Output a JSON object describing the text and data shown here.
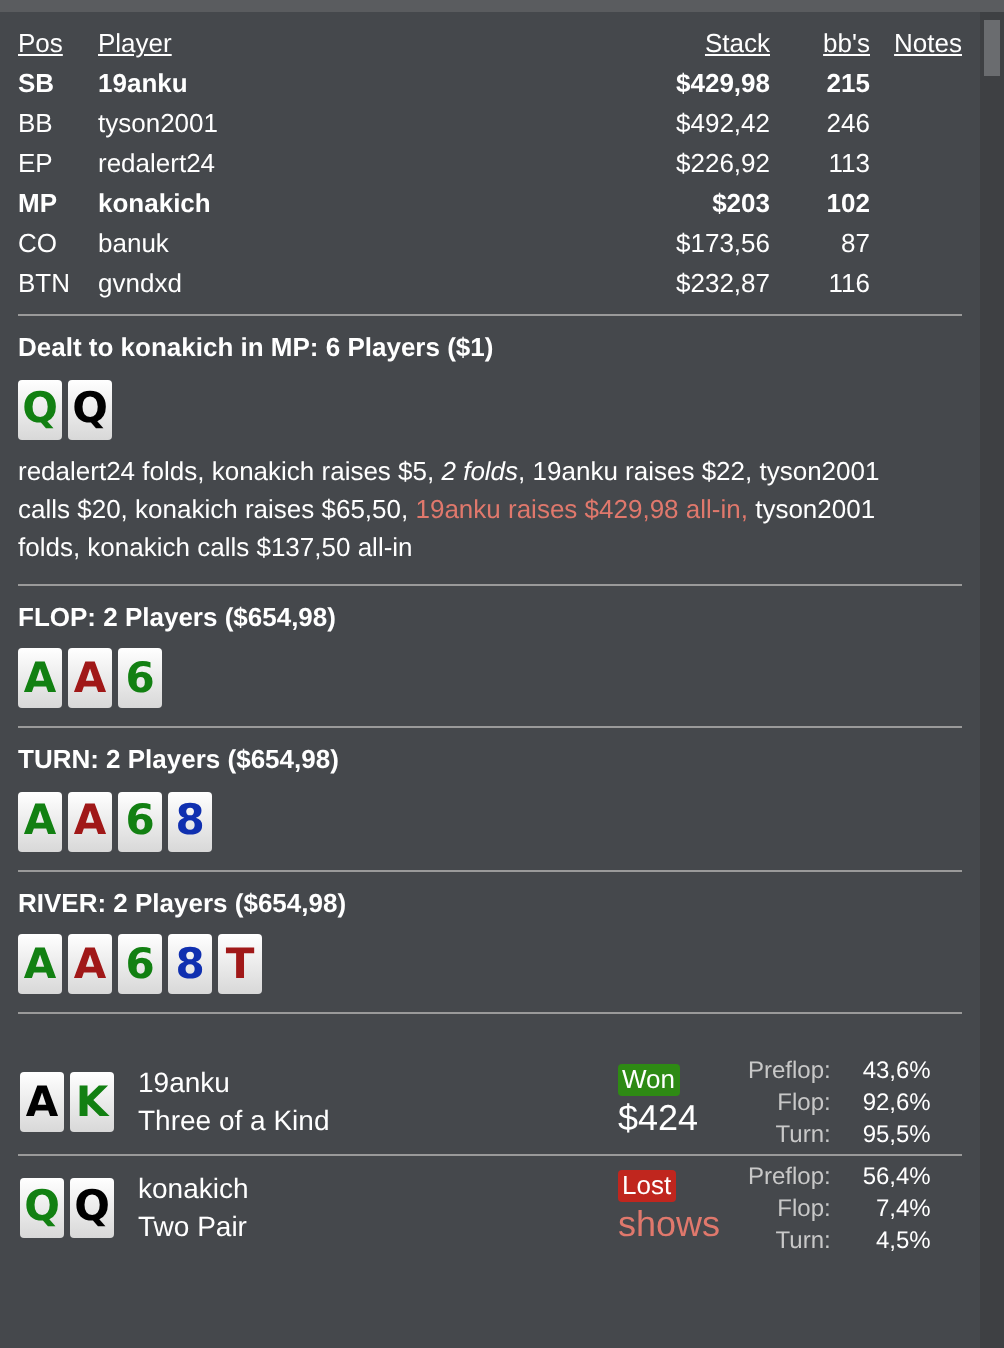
{
  "table": {
    "columns": [
      "Pos",
      "Player",
      "Stack",
      "bb's",
      "Notes"
    ],
    "rows": [
      {
        "pos": "SB",
        "player": "19anku",
        "stack": "$429,98",
        "bbs": "215",
        "highlighted": true
      },
      {
        "pos": "BB",
        "player": "tyson2001",
        "stack": "$492,42",
        "bbs": "246",
        "highlighted": false
      },
      {
        "pos": "EP",
        "player": "redalert24",
        "stack": "$226,92",
        "bbs": "113",
        "highlighted": false
      },
      {
        "pos": "MP",
        "player": "konakich",
        "stack": "$203",
        "bbs": "102",
        "highlighted": true
      },
      {
        "pos": "CO",
        "player": "banuk",
        "stack": "$173,56",
        "bbs": "87",
        "highlighted": false
      },
      {
        "pos": "BTN",
        "player": "gvndxd",
        "stack": "$232,87",
        "bbs": "116",
        "highlighted": false
      }
    ]
  },
  "streets": [
    {
      "title": "Dealt to konakich in MP: 6 Players ($1)",
      "cards": [
        {
          "rank": "Q",
          "color": "#128012"
        },
        {
          "rank": "Q",
          "color": "#000000"
        }
      ],
      "actions": [
        {
          "kind": "normal",
          "text": "redalert24 folds, konakich raises $5, "
        },
        {
          "kind": "italic",
          "text": "2 folds"
        },
        {
          "kind": "normal",
          "text": ", 19anku raises $22, tyson2001 calls $20, konakich raises $65,50, "
        },
        {
          "kind": "allin",
          "text": "19anku raises $429,98 all-in,"
        },
        {
          "kind": "normal",
          "text": " tyson2001 folds, konakich calls $137,50 all-in"
        }
      ]
    },
    {
      "title": "FLOP: 2 Players ($654,98)",
      "cards": [
        {
          "rank": "A",
          "color": "#128012"
        },
        {
          "rank": "A",
          "color": "#a01818"
        },
        {
          "rank": "6",
          "color": "#128012"
        }
      ]
    },
    {
      "title": "TURN: 2 Players ($654,98)",
      "cards": [
        {
          "rank": "A",
          "color": "#128012"
        },
        {
          "rank": "A",
          "color": "#a01818"
        },
        {
          "rank": "6",
          "color": "#128012"
        },
        {
          "rank": "8",
          "color": "#1030b0"
        }
      ]
    },
    {
      "title": "RIVER: 2 Players ($654,98)",
      "cards": [
        {
          "rank": "A",
          "color": "#128012"
        },
        {
          "rank": "A",
          "color": "#a01818"
        },
        {
          "rank": "6",
          "color": "#128012"
        },
        {
          "rank": "8",
          "color": "#1030b0"
        },
        {
          "rank": "T",
          "color": "#a01818"
        }
      ]
    }
  ],
  "showdown": [
    {
      "cards": [
        {
          "rank": "A",
          "color": "#000000"
        },
        {
          "rank": "K",
          "color": "#128012"
        }
      ],
      "player": "19anku",
      "hand": "Three of a Kind",
      "result": {
        "kind": "won",
        "label": "Won"
      },
      "amount": "$424",
      "equity": [
        {
          "street": "Preflop:",
          "value": "43,6%"
        },
        {
          "street": "Flop:",
          "value": "92,6%"
        },
        {
          "street": "Turn:",
          "value": "95,5%"
        }
      ]
    },
    {
      "cards": [
        {
          "rank": "Q",
          "color": "#128012"
        },
        {
          "rank": "Q",
          "color": "#000000"
        }
      ],
      "player": "konakich",
      "hand": "Two Pair",
      "result": {
        "kind": "lost",
        "label": "Lost"
      },
      "amount": "shows",
      "equity": [
        {
          "street": "Preflop:",
          "value": "56,4%"
        },
        {
          "street": "Flop:",
          "value": "7,4%"
        },
        {
          "street": "Turn:",
          "value": "4,5%"
        }
      ]
    }
  ]
}
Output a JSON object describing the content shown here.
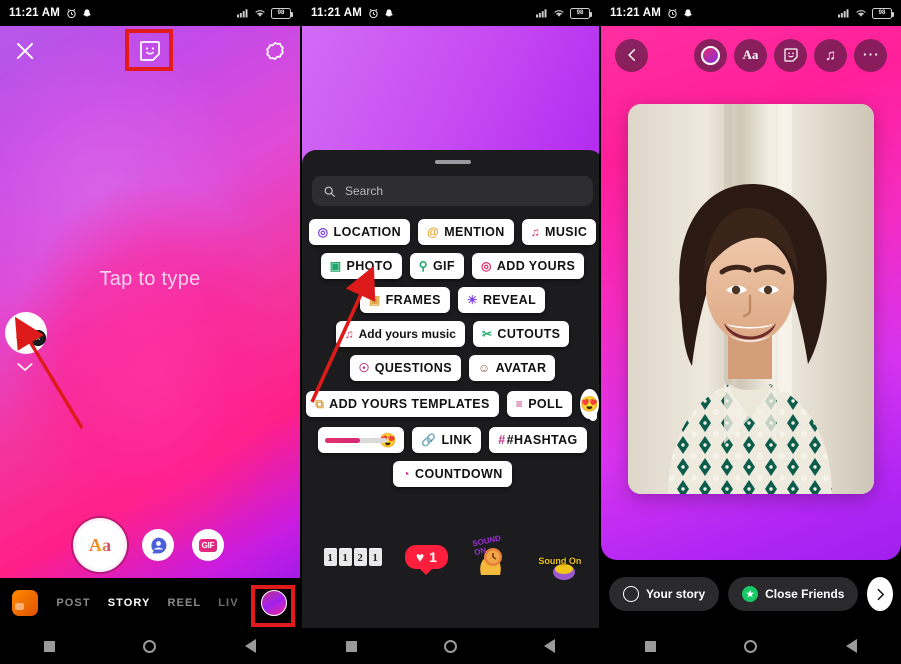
{
  "status_bar": {
    "time": "11:21 AM",
    "alarm_icon": "alarm-icon",
    "notification_icon": "snapchat-notification-icon",
    "signal_icon": "cellular-signal-icon",
    "wifi_icon": "wifi-icon",
    "battery_level": "98"
  },
  "panel1": {
    "name": "instagram-story-text-composer",
    "close_label": "×",
    "sticker_icon": "sticker-smiley-icon",
    "settings_icon": "settings-gear-icon",
    "canvas_placeholder": "Tap to type",
    "font_chip_label": "Aa",
    "font_chip_close": "×",
    "chevron_icon": "chevron-down-icon",
    "tools": {
      "text_tool_label": "Aa",
      "avatar_tool_icon": "person-bubble-icon",
      "gif_tool_label": "GIF"
    },
    "bottom_bar": {
      "gallery_thumb": "gallery-thumbnail",
      "modes": [
        {
          "label": "POST",
          "active": false
        },
        {
          "label": "STORY",
          "active": true
        },
        {
          "label": "REEL",
          "active": false
        },
        {
          "label": "LIV",
          "active": false
        }
      ],
      "avatar": "profile-avatar"
    },
    "highlights": [
      "sticker-button-highlight",
      "profile-avatar-highlight"
    ]
  },
  "panel2": {
    "name": "instagram-sticker-tray",
    "search": {
      "placeholder": "Search",
      "icon": "search-icon"
    },
    "sticker_rows": [
      [
        {
          "label": "LOCATION",
          "icon": "location-pin-icon",
          "glyph": "◎",
          "color": "#7b3fe4",
          "style": "caps"
        },
        {
          "label": "MENTION",
          "icon": "at-mention-icon",
          "glyph": "@",
          "color": "#e8a020",
          "style": "caps"
        },
        {
          "label": "MUSIC",
          "icon": "music-note-icon",
          "glyph": "♫",
          "color": "#e1306c",
          "style": "caps"
        }
      ],
      [
        {
          "label": "PHOTO",
          "icon": "photo-image-icon",
          "glyph": "▣",
          "color": "#1fa86b",
          "style": "caps"
        },
        {
          "label": "GIF",
          "icon": "gif-search-icon",
          "glyph": "○",
          "color": "#1fa86b",
          "style": "caps"
        },
        {
          "label": "ADD YOURS",
          "icon": "camera-icon",
          "glyph": "◎",
          "color": "#e1306c",
          "style": "caps"
        }
      ],
      [
        {
          "label": "FRAMES",
          "icon": "frames-square-icon",
          "glyph": "▣",
          "color": "#d9a441",
          "style": "caps"
        },
        {
          "label": "REVEAL",
          "icon": "reveal-eye-icon",
          "glyph": "◠",
          "color": "#7b3fe4",
          "style": "caps"
        }
      ],
      [
        {
          "label": "Add yours music",
          "icon": "music-plus-icon",
          "glyph": "♫",
          "color": "#e1306c",
          "style": "mixed"
        },
        {
          "label": "CUTOUTS",
          "icon": "scissors-icon",
          "glyph": "✂",
          "color": "#1fa86b",
          "style": "caps"
        }
      ],
      [
        {
          "label": "QUESTIONS",
          "icon": "question-bubble-icon",
          "glyph": "?",
          "color": "#c13584",
          "style": "caps"
        },
        {
          "label": "AVATAR",
          "icon": "avatar-face-icon",
          "glyph": "☺",
          "color": "#8a5a3c",
          "style": "caps"
        }
      ],
      [
        {
          "label": "ADD YOURS TEMPLATES",
          "icon": "templates-stack-icon",
          "glyph": "⧉",
          "color": "#d9a441",
          "style": "caps"
        },
        {
          "label": "POLL",
          "icon": "poll-bars-icon",
          "glyph": "≡",
          "color": "#c13584",
          "style": "caps"
        },
        {
          "label": "",
          "icon": "emoji-reaction-bubble-icon",
          "glyph": "😍",
          "color": "#000000",
          "style": "emoji"
        }
      ],
      [
        {
          "label": "",
          "icon": "emoji-slider-icon",
          "glyph": "😍",
          "color": "#e1306c",
          "style": "slider"
        },
        {
          "label": "LINK",
          "icon": "link-chain-icon",
          "glyph": "🔗",
          "color": "#3ab0d8",
          "style": "caps"
        },
        {
          "label": "#HASHTAG",
          "icon": "hashtag-icon",
          "glyph": "",
          "color": "#c13584",
          "style": "caps"
        }
      ],
      [
        {
          "label": "COUNTDOWN",
          "icon": "countdown-clock-icon",
          "glyph": "◔",
          "color": "#c13584",
          "style": "caps"
        }
      ]
    ],
    "featured_stickers": [
      {
        "name": "flip-counter-sticker",
        "digits": [
          "1",
          "1",
          "2",
          "1"
        ]
      },
      {
        "name": "like-count-sticker",
        "heart": "♥",
        "count": "1"
      },
      {
        "name": "sound-on-hand-sticker",
        "text": "SOUND ON"
      },
      {
        "name": "sound-on-swirl-sticker",
        "text": "Sound On"
      }
    ]
  },
  "panel3": {
    "name": "instagram-story-photo-preview",
    "back_icon": "chevron-left-icon",
    "toolbar": [
      {
        "name": "color-picker-button",
        "icon": "gradient-circle-icon",
        "label": ""
      },
      {
        "name": "text-button",
        "icon": "text-aa-icon",
        "label": "Aa"
      },
      {
        "name": "sticker-button",
        "icon": "sticker-smiley-icon",
        "label": ""
      },
      {
        "name": "music-button",
        "icon": "music-note-icon",
        "label": "♫"
      },
      {
        "name": "more-button",
        "icon": "more-dots-icon",
        "label": "⋯"
      }
    ],
    "photo": {
      "name": "story-photo-card",
      "alt": "smiling-woman-portrait"
    },
    "share_bar": {
      "your_story_label": "Your story",
      "your_story_icon": "circle-outline-icon",
      "close_friends_label": "Close Friends",
      "close_friends_icon": "green-star-icon",
      "next_icon": "chevron-right-icon"
    }
  },
  "annotations": {
    "arrow1": "red-arrow-pointing-to-font-chip",
    "arrow2": "red-arrow-pointing-to-photo-sticker",
    "arrow_color": "#dd1a1a",
    "highlight_color": "#e11b1b"
  },
  "nav_bar": {
    "recents_icon": "square-recents-icon",
    "home_icon": "circle-home-icon",
    "back_icon": "triangle-back-icon"
  }
}
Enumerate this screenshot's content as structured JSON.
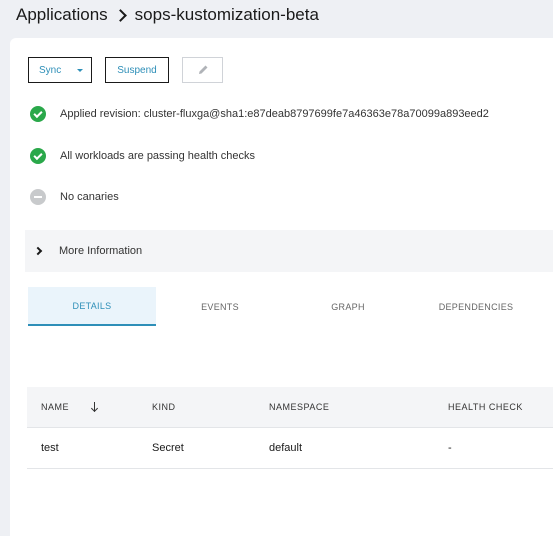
{
  "breadcrumb": {
    "root": "Applications",
    "current": "sops-kustomization-beta"
  },
  "toolbar": {
    "sync_label": "Sync",
    "suspend_label": "Suspend",
    "edit_icon": "pencil-icon"
  },
  "status": {
    "revision": "Applied revision: cluster-fluxga@sha1:e87deab8797699fe7a46363e78a70099a893eed2",
    "health": "All workloads are passing health checks",
    "canaries": "No canaries"
  },
  "more_info": {
    "label": "More Information"
  },
  "tabs": [
    {
      "label": "DETAILS",
      "active": true
    },
    {
      "label": "EVENTS",
      "active": false
    },
    {
      "label": "GRAPH",
      "active": false
    },
    {
      "label": "DEPENDENCIES",
      "active": false
    }
  ],
  "table": {
    "columns": [
      "NAME",
      "KIND",
      "NAMESPACE",
      "HEALTH CHECK"
    ],
    "rows": [
      {
        "name": "test",
        "kind": "Secret",
        "namespace": "default",
        "health": "-"
      }
    ]
  },
  "colors": {
    "accent": "#2e8fb8",
    "success": "#2aa84a",
    "neutral": "#c8cacc"
  }
}
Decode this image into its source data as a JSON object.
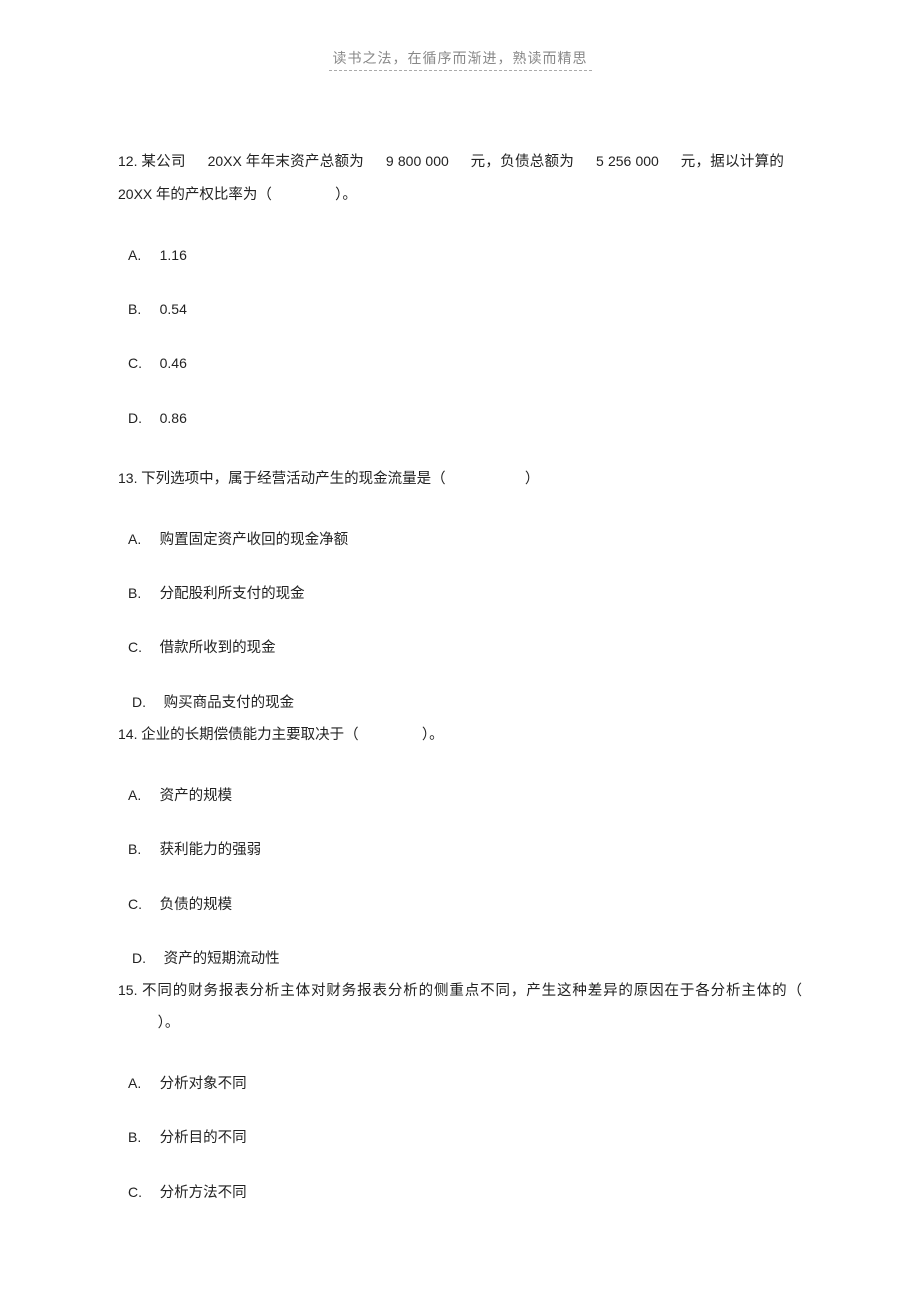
{
  "header": {
    "motto": "读书之法，在循序而渐进，熟读而精思"
  },
  "questions": [
    {
      "number": "12.",
      "stem_parts": {
        "p1": "某公司",
        "year1": "20XX",
        "p2": "年年末资产总额为",
        "amt1": "9 800 000",
        "p3": "元，负债总额为",
        "amt2": "5 256 000",
        "p4": "元，据以计算的",
        "year2": "20XX",
        "p5": "年的产权比率为（",
        "p6": "）。"
      },
      "options": [
        {
          "letter": "A.",
          "text": "1.16"
        },
        {
          "letter": "B.",
          "text": "0.54"
        },
        {
          "letter": "C.",
          "text": "0.46"
        },
        {
          "letter": "D.",
          "text": "0.86"
        }
      ]
    },
    {
      "number": "13.",
      "stem_parts": {
        "p1": "下列选项中，属于经营活动产生的现金流量是（",
        "p2": "）"
      },
      "options": [
        {
          "letter": "A.",
          "text": "购置固定资产收回的现金净额"
        },
        {
          "letter": "B.",
          "text": "分配股利所支付的现金"
        },
        {
          "letter": "C.",
          "text": "借款所收到的现金"
        },
        {
          "letter": "D.",
          "text": "购买商品支付的现金"
        }
      ]
    },
    {
      "number": "14.",
      "stem_parts": {
        "p1": "企业的长期偿债能力主要取决于（",
        "p2": "）。"
      },
      "options": [
        {
          "letter": "A.",
          "text": "资产的规模"
        },
        {
          "letter": "B.",
          "text": "获利能力的强弱"
        },
        {
          "letter": "C.",
          "text": "负债的规模"
        },
        {
          "letter": "D.",
          "text": "资产的短期流动性"
        }
      ]
    },
    {
      "number": "15.",
      "stem_parts": {
        "p1": "不同的财务报表分析主体对财务报表分析的侧重点不同，产生这种差异的原因在于各分析主体的（",
        "p2": "）。"
      },
      "options": [
        {
          "letter": "A.",
          "text": "分析对象不同"
        },
        {
          "letter": "B.",
          "text": "分析目的不同"
        },
        {
          "letter": "C.",
          "text": "分析方法不同"
        }
      ]
    }
  ]
}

Challenge
Collect, from the material above, every line containing the word "content".

Final answer
Output a JSON object describing the content shown here.
Enumerate this screenshot's content as structured JSON.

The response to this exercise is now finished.